Work to complete
Look through the listing underneath for "patient", and copy every line that has it.

Input material
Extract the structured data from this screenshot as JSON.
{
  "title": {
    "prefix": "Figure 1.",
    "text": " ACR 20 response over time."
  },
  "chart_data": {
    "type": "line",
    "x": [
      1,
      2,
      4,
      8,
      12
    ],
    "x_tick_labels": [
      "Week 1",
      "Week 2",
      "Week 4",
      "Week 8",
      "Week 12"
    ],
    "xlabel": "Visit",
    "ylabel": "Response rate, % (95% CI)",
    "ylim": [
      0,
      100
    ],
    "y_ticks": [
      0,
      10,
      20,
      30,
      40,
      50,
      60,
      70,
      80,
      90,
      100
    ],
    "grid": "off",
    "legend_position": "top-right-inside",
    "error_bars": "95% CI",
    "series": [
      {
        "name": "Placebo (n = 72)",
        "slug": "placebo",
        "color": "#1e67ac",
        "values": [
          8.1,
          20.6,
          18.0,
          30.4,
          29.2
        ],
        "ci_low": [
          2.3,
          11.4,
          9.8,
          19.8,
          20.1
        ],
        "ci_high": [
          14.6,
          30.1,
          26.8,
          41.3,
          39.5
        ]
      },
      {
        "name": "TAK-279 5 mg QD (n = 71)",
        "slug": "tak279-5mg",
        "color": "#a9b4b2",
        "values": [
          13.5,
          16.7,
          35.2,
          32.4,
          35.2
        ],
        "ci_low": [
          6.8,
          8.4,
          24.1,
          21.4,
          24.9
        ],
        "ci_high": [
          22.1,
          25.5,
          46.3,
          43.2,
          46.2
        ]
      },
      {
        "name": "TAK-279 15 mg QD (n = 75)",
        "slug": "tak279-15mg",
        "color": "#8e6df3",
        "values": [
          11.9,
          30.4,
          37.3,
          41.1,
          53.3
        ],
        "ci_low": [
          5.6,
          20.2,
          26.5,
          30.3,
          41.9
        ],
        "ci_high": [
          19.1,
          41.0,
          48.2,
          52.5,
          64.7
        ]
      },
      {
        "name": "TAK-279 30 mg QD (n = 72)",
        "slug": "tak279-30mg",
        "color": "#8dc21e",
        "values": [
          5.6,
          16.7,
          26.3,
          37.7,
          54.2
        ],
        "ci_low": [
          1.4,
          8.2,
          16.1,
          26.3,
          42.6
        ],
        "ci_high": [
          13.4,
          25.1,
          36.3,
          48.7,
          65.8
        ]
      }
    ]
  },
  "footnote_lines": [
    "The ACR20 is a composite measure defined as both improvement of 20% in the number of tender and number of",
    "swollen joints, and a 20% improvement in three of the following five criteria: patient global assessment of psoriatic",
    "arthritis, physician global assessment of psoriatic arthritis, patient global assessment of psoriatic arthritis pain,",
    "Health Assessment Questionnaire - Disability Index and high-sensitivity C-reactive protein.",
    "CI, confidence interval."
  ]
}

Response below
    "swollen joints, and a 20% improvement in three of the following five criteria: patient global assessment of psoriatic",
    "arthritis, physician global assessment of psoriatic arthritis, patient global assessment of psoriatic arthritis pain,",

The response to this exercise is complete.